- Entries shown -

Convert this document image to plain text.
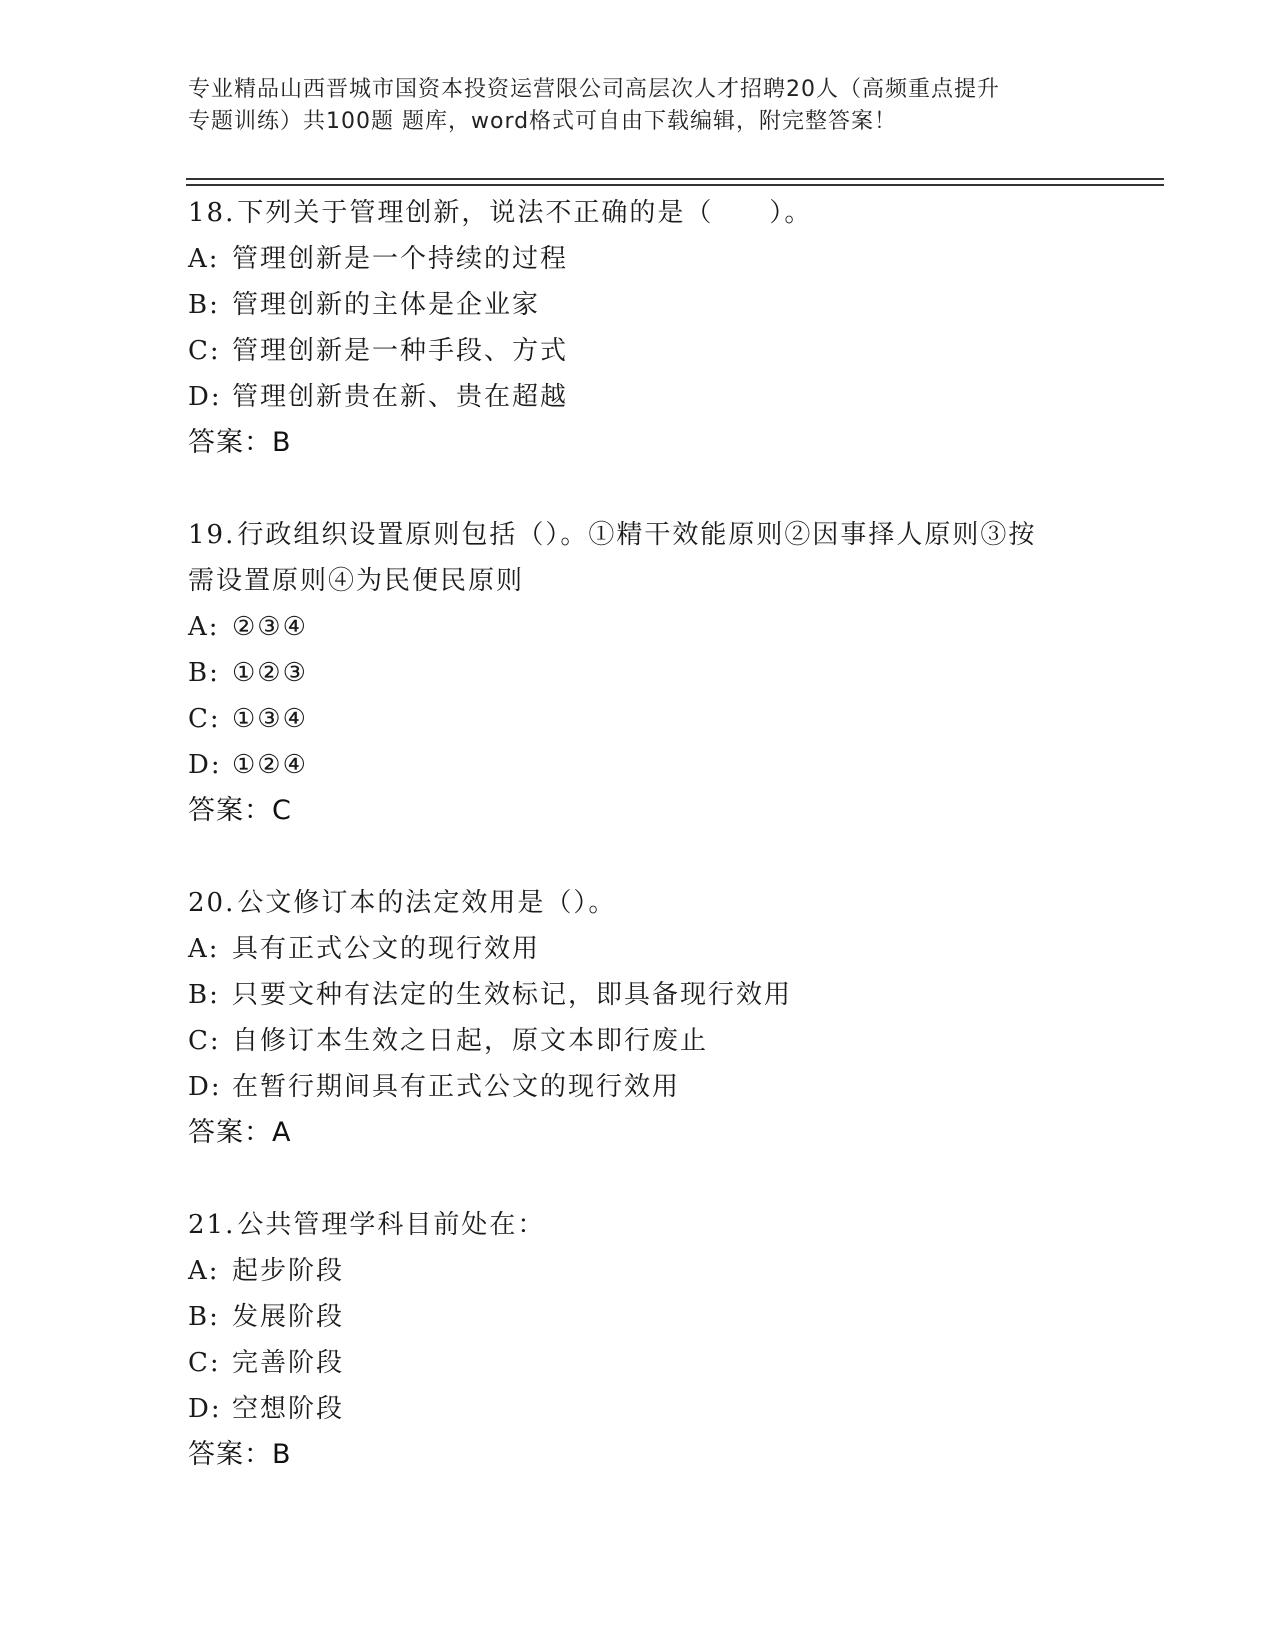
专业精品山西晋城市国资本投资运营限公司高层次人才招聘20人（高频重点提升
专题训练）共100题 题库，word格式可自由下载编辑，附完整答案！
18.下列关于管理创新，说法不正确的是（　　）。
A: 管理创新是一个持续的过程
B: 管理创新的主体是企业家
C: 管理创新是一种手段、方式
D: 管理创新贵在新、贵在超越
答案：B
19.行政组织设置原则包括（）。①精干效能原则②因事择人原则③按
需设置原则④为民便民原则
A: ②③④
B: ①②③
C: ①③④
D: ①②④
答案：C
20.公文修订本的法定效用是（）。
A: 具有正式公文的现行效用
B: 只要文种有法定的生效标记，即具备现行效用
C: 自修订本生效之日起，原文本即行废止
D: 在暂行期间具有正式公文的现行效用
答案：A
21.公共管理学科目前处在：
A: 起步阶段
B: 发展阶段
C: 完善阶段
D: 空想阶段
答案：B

- Exercise -
Transcribe all entries above exactly. Drop the pictures.

- Complete output -
Convert this document image to plain text.
专业精品山西晋城市国资本投资运营限公司高层次人才招聘20人（高频重点提升
专题训练）共100题 题库，word格式可自由下载编辑，附完整答案！
18.下列关于管理创新，说法不正确的是（　　）。
A: 管理创新是一个持续的过程
B: 管理创新的主体是企业家
C: 管理创新是一种手段、方式
D: 管理创新贵在新、贵在超越
答案：B
19.行政组织设置原则包括（）。①精干效能原则②因事择人原则③按
需设置原则④为民便民原则
A: ②③④
B: ①②③
C: ①③④
D: ①②④
答案：C
20.公文修订本的法定效用是（）。
A: 具有正式公文的现行效用
B: 只要文种有法定的生效标记，即具备现行效用
C: 自修订本生效之日起，原文本即行废止
D: 在暂行期间具有正式公文的现行效用
答案：A
21.公共管理学科目前处在：
A: 起步阶段
B: 发展阶段
C: 完善阶段
D: 空想阶段
答案：B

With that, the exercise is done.